Records contained in a dataset:

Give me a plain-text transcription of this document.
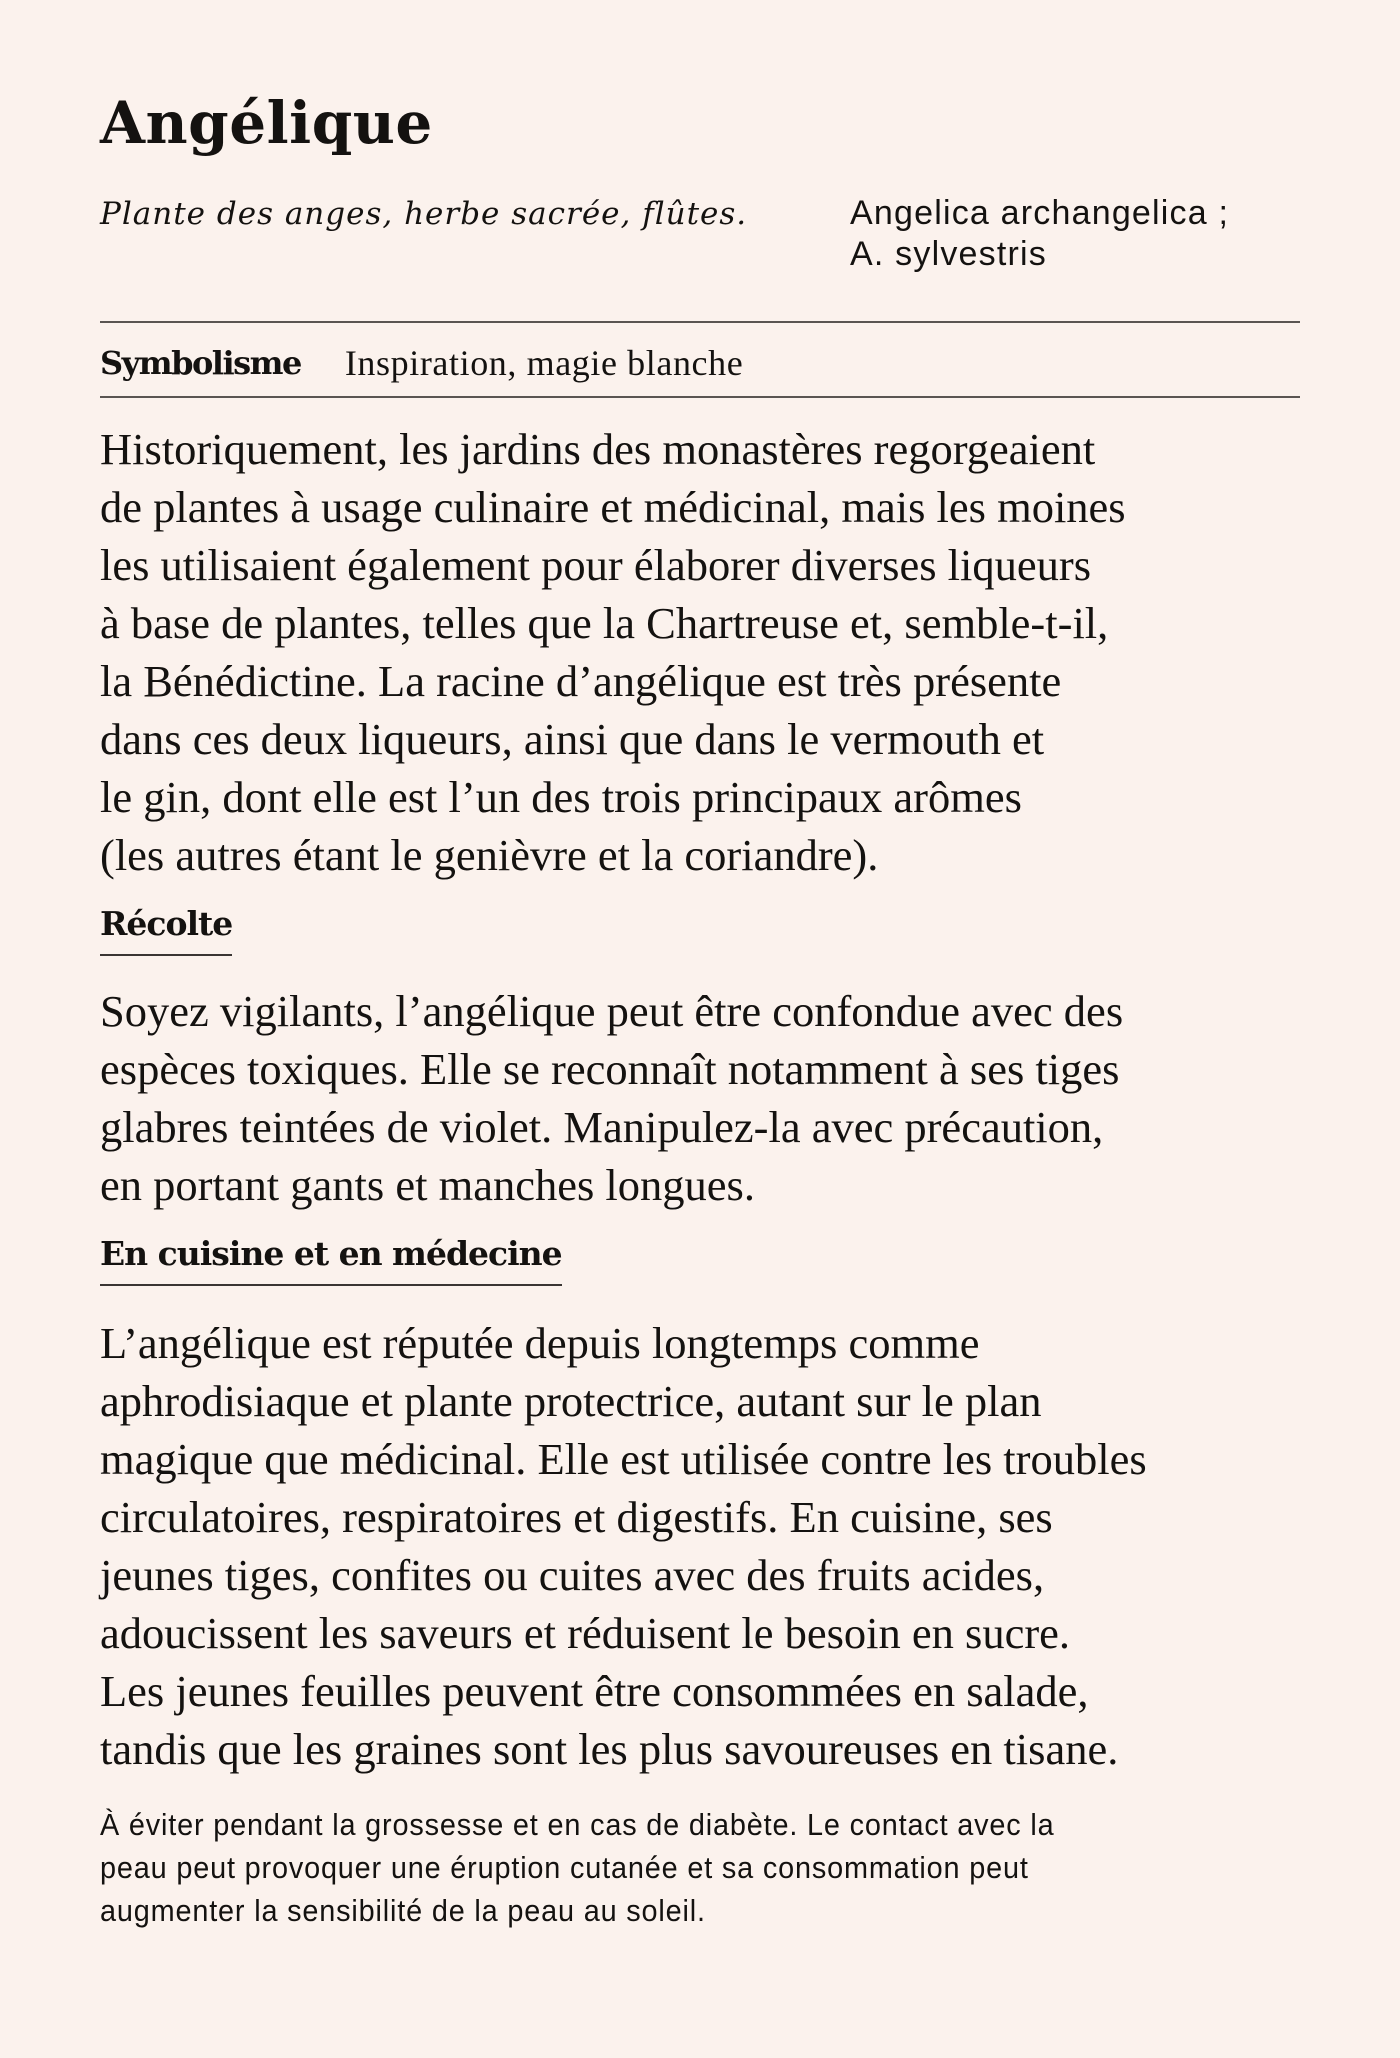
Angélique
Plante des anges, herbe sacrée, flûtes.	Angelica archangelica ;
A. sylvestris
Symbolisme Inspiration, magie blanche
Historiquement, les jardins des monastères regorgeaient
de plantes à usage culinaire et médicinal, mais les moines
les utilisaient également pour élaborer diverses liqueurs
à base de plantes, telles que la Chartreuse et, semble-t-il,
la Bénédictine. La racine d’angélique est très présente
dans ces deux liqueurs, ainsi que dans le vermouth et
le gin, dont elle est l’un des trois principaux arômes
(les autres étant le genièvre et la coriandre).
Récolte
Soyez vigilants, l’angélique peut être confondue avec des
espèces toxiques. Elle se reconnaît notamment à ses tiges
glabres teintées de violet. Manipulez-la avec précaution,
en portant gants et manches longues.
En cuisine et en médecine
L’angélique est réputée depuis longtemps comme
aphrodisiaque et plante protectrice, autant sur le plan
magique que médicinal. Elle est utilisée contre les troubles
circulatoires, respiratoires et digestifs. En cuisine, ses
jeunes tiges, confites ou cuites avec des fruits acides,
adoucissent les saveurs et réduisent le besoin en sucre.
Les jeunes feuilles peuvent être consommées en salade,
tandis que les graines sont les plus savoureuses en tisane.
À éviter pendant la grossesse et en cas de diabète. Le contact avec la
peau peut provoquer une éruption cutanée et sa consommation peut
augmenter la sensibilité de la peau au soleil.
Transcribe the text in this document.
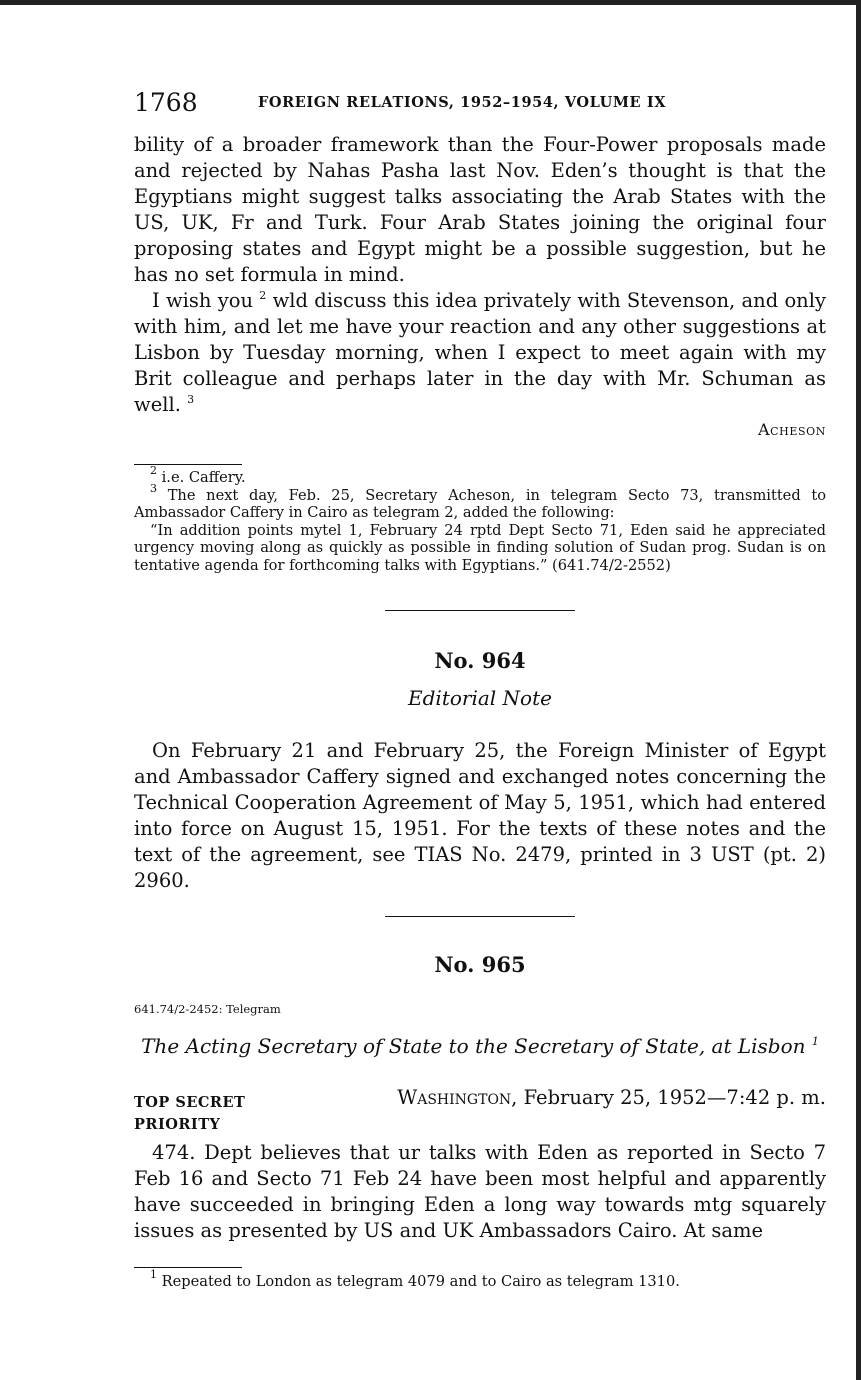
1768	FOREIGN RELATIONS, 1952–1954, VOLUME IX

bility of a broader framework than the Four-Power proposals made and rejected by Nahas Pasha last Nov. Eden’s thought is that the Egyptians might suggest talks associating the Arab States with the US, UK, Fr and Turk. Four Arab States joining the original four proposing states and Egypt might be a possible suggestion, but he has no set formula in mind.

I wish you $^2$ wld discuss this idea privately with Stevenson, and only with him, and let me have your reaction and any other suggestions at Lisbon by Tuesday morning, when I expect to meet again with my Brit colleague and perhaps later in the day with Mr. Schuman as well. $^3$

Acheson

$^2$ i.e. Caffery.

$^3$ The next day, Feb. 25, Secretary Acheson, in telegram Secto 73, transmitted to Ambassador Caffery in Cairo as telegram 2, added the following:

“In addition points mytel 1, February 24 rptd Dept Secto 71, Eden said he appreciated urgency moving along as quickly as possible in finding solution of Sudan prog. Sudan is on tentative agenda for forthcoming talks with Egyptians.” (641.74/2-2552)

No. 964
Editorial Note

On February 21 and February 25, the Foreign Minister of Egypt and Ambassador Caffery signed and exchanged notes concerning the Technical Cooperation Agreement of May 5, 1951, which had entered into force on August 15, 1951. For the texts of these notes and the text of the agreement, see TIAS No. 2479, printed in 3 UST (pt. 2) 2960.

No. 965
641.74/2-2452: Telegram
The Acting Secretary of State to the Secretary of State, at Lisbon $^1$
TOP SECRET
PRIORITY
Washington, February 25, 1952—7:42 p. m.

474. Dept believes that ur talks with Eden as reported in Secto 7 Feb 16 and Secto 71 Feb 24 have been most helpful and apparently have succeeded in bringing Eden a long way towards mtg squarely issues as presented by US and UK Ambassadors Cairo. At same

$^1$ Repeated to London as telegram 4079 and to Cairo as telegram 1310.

**Written problem**
Wherever the word "document" occurs in a line of the listing, copy that line.

**Problem solution**
Give me a plain-text transcription of this document.
Transcribe the text in this document.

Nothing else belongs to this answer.